Input ▸
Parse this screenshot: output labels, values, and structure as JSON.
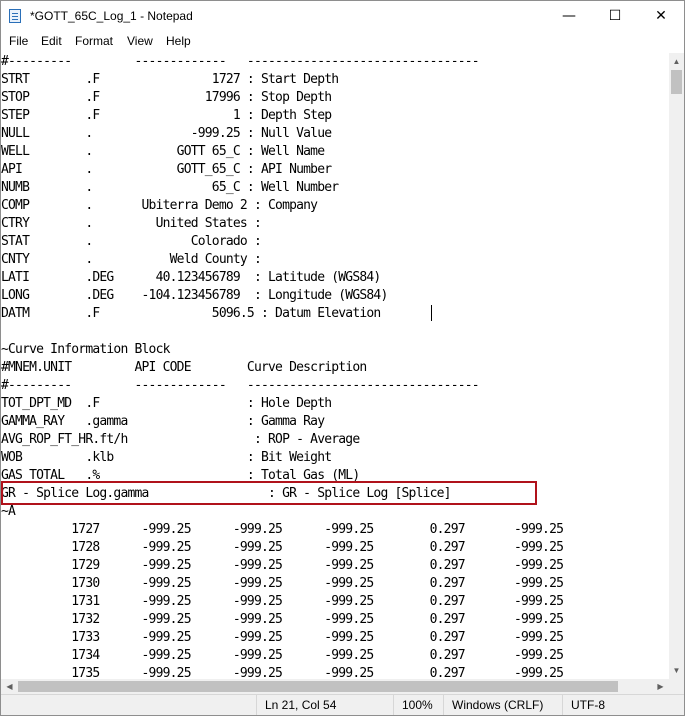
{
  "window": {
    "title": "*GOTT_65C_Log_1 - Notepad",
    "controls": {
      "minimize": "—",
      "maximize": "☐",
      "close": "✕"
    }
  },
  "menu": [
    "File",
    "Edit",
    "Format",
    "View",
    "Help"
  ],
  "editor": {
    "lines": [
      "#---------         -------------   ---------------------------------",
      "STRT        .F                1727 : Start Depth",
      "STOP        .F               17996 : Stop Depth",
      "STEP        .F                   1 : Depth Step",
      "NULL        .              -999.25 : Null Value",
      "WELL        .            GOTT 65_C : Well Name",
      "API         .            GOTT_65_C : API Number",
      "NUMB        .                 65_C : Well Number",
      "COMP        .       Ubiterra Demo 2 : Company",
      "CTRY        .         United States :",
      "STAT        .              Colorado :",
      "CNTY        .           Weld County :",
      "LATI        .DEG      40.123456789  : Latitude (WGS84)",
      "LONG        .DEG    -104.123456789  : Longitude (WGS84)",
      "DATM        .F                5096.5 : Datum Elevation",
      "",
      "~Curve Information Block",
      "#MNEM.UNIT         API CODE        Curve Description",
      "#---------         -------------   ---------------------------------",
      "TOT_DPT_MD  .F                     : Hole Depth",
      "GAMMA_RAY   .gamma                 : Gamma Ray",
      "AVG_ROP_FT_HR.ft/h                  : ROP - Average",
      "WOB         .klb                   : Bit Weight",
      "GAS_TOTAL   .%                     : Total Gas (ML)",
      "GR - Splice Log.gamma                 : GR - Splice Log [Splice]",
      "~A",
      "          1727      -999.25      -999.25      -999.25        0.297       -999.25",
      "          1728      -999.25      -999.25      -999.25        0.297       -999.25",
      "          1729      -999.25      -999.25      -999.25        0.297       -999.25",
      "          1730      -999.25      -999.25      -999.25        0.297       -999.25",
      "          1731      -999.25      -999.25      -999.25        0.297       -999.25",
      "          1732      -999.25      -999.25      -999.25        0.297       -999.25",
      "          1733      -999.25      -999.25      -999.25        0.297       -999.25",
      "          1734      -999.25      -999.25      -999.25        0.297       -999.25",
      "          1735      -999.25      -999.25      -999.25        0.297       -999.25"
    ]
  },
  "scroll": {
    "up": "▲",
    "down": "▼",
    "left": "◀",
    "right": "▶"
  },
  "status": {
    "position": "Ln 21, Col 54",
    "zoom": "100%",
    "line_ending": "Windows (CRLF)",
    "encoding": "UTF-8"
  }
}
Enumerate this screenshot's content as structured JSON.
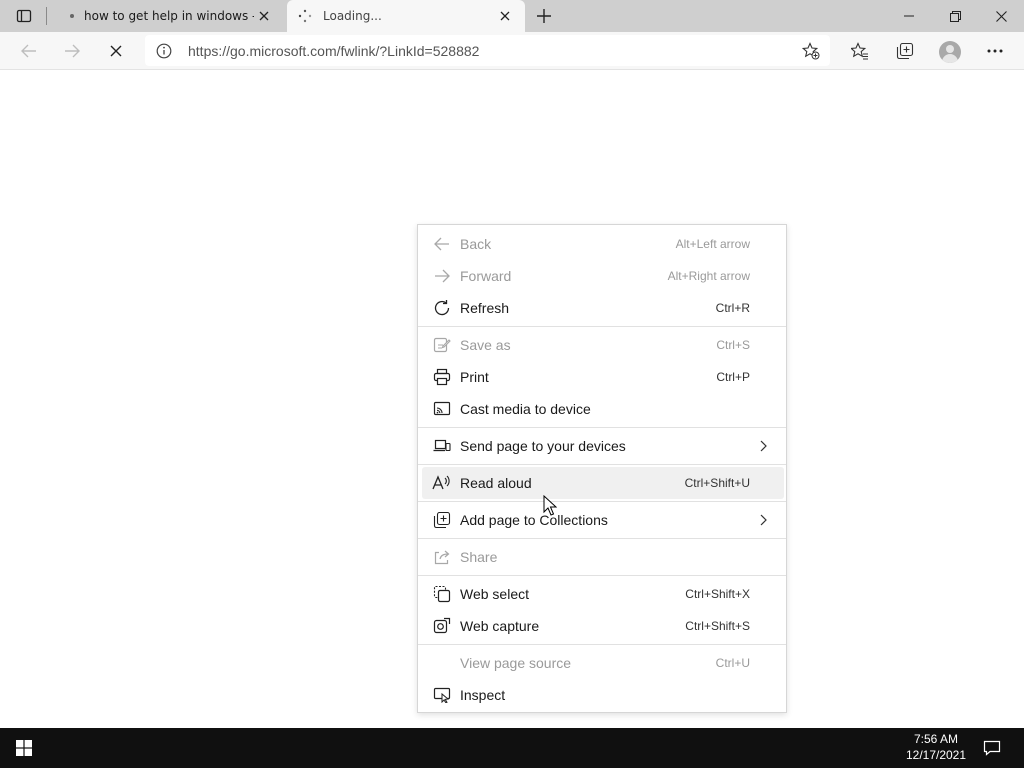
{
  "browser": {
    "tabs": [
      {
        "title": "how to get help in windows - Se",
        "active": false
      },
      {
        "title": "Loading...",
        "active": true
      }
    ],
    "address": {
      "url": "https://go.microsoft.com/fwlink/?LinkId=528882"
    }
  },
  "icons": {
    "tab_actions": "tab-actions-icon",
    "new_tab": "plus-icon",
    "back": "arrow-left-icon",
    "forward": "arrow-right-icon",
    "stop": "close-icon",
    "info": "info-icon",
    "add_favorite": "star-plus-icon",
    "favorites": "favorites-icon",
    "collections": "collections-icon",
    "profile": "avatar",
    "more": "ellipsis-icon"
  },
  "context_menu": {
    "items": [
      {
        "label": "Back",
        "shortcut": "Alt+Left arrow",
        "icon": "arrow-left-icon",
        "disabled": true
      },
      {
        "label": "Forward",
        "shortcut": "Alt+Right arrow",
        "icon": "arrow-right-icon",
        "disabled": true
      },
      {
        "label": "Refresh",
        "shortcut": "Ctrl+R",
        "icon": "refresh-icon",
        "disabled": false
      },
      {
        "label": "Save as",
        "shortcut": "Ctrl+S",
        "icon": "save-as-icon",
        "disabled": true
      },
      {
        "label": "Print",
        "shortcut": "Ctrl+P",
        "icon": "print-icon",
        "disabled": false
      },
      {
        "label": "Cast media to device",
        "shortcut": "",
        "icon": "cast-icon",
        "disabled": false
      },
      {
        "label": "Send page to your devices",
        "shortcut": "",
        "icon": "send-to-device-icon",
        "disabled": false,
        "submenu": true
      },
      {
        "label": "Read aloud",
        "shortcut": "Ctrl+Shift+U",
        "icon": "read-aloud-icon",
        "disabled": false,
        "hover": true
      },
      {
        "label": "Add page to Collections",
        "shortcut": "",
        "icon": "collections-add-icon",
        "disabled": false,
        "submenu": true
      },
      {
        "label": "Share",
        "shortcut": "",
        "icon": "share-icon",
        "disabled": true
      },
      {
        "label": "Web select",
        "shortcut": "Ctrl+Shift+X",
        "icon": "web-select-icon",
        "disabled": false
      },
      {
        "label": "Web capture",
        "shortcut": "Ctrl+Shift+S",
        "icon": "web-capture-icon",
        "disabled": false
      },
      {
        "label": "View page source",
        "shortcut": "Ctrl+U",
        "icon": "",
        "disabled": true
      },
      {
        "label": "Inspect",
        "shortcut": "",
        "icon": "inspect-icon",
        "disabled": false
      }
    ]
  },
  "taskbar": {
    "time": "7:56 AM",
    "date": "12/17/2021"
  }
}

Task to carry out ▸ Give every line of the material that includes the string "arrow".

Solved problem ▸
    "back": "arrow-left-icon",
    "forward": "arrow-right-icon",
        "shortcut": "Alt+Left arrow",
        "icon": "arrow-left-icon",
        "shortcut": "Alt+Right arrow",
        "icon": "arrow-right-icon",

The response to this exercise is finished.